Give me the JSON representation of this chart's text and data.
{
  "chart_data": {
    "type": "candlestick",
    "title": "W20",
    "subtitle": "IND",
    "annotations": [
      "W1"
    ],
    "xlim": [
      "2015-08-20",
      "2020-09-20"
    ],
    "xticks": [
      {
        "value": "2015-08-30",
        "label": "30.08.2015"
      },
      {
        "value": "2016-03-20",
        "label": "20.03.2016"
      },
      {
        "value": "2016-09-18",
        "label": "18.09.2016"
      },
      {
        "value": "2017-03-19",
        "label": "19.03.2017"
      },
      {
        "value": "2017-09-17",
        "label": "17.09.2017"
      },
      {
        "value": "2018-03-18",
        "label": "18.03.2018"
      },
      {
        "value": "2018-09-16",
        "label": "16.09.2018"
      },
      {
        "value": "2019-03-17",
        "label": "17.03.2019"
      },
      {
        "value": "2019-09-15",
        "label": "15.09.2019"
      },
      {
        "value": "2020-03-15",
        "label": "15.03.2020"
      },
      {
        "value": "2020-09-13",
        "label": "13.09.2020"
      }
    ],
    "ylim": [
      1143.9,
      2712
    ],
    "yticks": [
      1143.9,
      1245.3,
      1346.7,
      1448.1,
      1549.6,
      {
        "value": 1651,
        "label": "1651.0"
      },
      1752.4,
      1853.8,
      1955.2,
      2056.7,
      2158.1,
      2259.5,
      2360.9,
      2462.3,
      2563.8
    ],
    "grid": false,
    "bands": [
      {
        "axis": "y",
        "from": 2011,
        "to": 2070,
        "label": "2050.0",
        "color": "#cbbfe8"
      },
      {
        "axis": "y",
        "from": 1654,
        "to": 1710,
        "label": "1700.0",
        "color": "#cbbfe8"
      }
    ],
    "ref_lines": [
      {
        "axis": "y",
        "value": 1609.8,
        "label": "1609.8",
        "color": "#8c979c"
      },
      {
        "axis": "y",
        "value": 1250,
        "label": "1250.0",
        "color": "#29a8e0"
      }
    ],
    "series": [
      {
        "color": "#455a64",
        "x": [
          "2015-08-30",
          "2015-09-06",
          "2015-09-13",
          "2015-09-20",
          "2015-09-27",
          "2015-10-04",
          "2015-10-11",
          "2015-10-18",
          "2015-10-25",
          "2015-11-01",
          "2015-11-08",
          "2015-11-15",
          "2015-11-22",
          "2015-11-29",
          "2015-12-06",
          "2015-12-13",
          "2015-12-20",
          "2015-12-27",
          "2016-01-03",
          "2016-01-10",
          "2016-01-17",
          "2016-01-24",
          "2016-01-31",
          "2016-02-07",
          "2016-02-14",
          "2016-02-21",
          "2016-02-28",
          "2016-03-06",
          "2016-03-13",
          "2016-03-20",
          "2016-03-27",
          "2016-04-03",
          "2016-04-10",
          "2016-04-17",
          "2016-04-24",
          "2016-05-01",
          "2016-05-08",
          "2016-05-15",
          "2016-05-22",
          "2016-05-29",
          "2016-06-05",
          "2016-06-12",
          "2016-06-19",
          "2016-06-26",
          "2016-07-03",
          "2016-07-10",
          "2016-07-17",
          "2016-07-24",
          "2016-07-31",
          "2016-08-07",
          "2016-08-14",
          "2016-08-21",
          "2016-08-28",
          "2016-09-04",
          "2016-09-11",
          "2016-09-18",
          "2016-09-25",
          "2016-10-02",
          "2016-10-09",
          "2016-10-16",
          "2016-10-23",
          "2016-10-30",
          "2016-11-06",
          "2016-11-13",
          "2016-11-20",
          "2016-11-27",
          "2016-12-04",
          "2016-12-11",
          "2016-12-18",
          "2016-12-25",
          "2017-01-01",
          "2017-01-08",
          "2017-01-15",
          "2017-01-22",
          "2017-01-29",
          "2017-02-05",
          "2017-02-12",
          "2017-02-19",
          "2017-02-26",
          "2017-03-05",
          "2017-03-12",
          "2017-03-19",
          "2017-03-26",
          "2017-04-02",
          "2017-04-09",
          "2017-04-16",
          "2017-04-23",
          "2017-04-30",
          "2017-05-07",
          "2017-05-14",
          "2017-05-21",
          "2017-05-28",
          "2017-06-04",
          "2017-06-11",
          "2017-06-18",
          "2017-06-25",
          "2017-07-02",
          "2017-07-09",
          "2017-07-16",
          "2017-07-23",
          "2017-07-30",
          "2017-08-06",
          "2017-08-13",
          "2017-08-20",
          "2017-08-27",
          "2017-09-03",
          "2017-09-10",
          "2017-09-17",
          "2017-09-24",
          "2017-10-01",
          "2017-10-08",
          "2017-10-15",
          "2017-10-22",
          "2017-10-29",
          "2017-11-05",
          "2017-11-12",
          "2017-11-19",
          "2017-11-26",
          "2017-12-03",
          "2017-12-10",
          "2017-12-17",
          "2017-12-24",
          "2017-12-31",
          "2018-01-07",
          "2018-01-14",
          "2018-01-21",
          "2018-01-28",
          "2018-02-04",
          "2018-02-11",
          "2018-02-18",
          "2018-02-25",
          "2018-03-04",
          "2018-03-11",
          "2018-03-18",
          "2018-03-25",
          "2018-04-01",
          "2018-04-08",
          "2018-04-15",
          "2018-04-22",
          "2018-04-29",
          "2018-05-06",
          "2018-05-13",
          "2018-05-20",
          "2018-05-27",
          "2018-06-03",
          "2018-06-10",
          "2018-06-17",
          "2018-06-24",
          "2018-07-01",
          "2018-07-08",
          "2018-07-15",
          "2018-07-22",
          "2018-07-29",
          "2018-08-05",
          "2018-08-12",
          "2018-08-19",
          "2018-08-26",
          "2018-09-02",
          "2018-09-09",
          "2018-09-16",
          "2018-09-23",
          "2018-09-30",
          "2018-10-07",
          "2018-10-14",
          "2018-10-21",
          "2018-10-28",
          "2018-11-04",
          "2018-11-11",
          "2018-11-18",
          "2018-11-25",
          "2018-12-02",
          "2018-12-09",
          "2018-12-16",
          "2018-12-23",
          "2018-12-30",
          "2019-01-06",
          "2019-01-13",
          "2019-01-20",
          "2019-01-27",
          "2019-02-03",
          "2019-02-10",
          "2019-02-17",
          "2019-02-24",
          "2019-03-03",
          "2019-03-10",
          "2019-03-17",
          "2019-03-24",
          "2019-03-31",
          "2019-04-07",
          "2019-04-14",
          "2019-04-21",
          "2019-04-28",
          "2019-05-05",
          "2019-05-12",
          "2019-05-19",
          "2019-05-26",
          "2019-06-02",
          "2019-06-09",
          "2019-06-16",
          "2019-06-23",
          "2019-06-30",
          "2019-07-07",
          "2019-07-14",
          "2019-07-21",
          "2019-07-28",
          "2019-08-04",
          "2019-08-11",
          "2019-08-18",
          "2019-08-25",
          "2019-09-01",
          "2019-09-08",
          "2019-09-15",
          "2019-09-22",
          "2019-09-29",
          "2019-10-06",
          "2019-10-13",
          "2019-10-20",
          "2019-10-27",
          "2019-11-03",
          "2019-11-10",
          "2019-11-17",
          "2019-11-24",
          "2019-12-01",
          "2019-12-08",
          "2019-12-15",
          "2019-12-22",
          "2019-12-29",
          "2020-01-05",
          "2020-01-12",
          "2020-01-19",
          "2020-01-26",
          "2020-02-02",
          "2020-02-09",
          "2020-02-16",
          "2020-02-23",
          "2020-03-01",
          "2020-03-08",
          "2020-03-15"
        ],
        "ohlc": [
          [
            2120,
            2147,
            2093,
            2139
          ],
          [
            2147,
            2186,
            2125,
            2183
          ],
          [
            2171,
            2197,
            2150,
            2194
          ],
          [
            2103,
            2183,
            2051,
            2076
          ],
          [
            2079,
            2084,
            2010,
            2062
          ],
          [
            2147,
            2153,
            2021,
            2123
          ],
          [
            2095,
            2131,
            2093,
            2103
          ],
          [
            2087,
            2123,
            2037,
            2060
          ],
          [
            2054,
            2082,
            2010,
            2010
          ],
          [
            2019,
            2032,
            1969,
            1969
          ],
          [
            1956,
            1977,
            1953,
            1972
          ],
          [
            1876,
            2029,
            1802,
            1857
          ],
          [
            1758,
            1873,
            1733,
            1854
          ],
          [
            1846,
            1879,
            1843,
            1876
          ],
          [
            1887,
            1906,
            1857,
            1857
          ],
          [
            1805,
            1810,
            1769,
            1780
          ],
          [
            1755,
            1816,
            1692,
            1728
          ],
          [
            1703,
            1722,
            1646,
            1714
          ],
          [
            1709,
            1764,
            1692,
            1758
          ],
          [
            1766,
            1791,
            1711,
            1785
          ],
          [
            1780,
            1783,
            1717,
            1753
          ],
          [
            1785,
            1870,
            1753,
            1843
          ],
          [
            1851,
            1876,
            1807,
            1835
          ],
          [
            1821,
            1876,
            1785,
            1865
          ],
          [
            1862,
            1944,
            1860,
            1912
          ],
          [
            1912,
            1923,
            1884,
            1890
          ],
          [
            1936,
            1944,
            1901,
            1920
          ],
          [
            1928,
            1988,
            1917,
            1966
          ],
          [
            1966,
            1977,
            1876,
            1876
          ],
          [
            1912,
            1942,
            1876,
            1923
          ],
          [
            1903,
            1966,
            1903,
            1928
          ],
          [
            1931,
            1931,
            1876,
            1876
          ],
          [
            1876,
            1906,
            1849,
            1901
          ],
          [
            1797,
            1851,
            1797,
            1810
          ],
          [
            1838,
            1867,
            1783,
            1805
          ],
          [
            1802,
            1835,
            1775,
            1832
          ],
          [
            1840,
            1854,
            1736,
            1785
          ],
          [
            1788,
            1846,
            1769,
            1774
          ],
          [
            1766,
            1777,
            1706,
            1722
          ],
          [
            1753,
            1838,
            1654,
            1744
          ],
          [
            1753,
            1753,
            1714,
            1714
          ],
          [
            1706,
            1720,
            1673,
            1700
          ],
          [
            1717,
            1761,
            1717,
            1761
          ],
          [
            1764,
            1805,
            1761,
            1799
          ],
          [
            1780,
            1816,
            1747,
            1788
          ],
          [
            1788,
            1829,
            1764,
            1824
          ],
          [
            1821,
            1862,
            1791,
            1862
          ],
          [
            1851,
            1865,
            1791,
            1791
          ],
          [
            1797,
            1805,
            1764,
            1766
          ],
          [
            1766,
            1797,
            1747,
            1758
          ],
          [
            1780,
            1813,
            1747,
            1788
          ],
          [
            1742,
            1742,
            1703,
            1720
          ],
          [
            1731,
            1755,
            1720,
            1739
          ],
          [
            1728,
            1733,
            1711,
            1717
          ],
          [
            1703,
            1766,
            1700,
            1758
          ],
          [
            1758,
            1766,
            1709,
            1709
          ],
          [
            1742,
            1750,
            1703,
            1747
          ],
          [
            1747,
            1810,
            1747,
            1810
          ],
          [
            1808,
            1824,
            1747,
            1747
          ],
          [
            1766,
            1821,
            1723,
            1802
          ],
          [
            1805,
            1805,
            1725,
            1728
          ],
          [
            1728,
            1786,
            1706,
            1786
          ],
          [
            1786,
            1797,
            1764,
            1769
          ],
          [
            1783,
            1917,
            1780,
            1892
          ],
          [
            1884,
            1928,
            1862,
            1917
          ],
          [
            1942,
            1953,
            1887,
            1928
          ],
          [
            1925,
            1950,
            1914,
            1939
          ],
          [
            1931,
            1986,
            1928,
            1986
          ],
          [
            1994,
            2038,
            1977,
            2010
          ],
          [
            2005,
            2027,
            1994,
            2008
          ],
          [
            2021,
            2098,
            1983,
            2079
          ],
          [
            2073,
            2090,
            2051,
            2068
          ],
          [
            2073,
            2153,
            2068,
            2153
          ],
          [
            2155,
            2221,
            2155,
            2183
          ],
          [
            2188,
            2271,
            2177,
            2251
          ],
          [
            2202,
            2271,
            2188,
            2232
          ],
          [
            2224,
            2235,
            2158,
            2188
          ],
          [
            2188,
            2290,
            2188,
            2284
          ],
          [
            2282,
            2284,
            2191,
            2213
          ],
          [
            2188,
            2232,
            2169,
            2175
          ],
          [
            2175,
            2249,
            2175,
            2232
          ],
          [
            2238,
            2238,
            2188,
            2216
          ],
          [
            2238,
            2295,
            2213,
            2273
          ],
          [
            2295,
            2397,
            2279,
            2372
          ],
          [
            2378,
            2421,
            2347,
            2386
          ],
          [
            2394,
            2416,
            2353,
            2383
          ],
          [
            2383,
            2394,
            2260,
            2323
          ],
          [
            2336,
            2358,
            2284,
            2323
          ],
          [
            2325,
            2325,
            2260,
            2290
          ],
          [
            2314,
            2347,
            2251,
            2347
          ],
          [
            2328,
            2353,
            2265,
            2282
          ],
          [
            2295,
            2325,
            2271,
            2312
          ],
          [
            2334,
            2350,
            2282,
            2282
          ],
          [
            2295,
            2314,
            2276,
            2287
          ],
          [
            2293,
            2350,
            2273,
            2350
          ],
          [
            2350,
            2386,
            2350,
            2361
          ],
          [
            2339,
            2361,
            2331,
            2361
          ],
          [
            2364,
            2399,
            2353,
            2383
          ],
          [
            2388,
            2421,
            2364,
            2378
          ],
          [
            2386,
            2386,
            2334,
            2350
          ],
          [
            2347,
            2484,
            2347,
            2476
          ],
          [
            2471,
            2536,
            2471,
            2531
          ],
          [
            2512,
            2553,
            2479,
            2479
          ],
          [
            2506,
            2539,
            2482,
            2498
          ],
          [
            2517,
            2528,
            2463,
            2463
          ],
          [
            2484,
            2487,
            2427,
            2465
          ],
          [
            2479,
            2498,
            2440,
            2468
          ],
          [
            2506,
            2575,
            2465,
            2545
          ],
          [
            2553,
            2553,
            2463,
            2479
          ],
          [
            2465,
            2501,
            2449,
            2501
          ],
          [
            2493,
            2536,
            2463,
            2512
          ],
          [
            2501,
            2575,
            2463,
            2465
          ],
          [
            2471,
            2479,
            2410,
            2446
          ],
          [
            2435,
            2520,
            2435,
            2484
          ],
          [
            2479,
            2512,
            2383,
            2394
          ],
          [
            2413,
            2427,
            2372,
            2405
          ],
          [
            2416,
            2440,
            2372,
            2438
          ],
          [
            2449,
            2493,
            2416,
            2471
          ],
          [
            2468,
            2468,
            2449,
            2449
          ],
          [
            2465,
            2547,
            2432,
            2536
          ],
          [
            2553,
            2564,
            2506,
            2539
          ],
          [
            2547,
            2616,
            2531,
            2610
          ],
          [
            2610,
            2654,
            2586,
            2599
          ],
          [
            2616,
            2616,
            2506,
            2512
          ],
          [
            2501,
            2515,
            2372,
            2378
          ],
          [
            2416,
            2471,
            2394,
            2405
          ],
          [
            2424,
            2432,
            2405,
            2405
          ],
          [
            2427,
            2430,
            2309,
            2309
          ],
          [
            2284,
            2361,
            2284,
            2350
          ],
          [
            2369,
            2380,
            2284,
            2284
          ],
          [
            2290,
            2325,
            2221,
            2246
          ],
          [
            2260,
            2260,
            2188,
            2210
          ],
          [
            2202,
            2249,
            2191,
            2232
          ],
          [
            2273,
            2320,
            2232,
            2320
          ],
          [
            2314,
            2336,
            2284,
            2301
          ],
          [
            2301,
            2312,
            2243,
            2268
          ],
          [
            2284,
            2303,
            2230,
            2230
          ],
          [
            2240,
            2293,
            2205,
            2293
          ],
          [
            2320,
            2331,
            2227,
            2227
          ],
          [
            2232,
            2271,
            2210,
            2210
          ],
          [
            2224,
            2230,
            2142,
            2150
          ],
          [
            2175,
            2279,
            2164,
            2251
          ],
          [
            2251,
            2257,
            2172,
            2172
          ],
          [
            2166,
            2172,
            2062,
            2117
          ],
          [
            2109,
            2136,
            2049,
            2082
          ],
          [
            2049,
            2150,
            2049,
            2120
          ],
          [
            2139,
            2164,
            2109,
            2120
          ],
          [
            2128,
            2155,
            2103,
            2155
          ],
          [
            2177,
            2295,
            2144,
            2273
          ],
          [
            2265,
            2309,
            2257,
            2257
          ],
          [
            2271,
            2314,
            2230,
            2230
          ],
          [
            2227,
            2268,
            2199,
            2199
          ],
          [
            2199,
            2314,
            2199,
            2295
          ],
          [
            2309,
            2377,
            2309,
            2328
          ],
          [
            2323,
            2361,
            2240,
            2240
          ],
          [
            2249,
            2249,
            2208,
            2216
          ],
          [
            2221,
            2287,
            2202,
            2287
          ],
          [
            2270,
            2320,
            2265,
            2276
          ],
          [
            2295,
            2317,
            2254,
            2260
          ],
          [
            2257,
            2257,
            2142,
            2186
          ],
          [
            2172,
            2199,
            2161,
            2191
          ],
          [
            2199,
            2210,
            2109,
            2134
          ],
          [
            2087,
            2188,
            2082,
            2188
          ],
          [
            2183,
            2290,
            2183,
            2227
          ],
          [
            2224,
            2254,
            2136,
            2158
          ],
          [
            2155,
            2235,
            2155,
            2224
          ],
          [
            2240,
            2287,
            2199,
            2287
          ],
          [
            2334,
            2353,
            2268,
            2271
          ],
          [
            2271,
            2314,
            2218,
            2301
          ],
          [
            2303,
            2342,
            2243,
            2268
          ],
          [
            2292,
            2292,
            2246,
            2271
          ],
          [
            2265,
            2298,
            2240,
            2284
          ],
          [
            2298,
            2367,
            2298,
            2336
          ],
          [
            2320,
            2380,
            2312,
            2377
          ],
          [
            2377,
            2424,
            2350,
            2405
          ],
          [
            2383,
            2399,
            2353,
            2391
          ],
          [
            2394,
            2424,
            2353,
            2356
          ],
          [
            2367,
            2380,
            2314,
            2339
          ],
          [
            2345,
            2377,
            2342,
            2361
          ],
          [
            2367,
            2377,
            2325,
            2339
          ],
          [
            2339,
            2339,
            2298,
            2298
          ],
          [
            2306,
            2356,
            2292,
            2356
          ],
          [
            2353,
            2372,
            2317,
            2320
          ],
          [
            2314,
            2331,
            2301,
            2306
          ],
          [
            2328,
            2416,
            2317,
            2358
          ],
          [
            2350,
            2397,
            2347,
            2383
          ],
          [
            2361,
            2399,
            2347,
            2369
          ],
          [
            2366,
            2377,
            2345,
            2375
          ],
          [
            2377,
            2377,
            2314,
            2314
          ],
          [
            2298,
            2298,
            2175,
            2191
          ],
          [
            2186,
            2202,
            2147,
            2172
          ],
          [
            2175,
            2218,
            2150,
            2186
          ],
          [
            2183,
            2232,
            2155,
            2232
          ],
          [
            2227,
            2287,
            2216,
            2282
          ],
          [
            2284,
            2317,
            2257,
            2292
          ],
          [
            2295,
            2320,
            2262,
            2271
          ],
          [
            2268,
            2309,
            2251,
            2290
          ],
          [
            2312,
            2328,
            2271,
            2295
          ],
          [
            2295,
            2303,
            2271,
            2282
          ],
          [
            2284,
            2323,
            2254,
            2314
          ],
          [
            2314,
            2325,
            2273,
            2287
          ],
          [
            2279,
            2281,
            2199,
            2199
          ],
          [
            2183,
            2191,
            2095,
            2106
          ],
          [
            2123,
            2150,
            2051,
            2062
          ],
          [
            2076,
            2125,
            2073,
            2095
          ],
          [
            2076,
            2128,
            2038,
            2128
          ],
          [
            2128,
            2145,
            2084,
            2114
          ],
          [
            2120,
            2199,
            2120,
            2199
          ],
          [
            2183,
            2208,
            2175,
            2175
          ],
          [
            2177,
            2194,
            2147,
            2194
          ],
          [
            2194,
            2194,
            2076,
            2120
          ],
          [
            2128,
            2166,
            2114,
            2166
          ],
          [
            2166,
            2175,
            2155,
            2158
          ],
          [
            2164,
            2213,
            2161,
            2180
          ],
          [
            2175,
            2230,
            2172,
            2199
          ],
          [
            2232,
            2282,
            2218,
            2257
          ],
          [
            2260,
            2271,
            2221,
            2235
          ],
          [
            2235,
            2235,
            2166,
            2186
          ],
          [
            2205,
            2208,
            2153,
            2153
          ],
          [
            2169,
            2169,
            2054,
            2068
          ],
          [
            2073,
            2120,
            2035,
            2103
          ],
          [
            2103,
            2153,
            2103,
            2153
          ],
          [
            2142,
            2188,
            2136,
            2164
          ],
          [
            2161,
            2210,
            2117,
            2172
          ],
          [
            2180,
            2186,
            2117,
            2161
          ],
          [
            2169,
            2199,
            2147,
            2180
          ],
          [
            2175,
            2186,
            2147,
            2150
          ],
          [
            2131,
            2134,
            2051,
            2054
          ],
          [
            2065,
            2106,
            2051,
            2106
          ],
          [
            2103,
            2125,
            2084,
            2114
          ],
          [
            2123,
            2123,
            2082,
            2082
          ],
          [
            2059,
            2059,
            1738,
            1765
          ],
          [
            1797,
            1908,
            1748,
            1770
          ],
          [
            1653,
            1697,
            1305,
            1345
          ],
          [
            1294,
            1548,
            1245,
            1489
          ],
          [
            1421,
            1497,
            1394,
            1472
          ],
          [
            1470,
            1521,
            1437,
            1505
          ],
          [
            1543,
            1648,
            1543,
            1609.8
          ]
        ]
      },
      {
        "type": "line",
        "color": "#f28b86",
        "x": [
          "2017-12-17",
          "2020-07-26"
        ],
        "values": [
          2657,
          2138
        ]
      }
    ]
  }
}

++++++++

Required task
Select all lines in the listing that include the word "color".

The completed task
        "color": "#cbbfe8"
        "color": "#cbbfe8"
        "color": "#8c979c"
        "color": "#29a8e0"
        "color": "#455a64",
        "color": "#f28b86",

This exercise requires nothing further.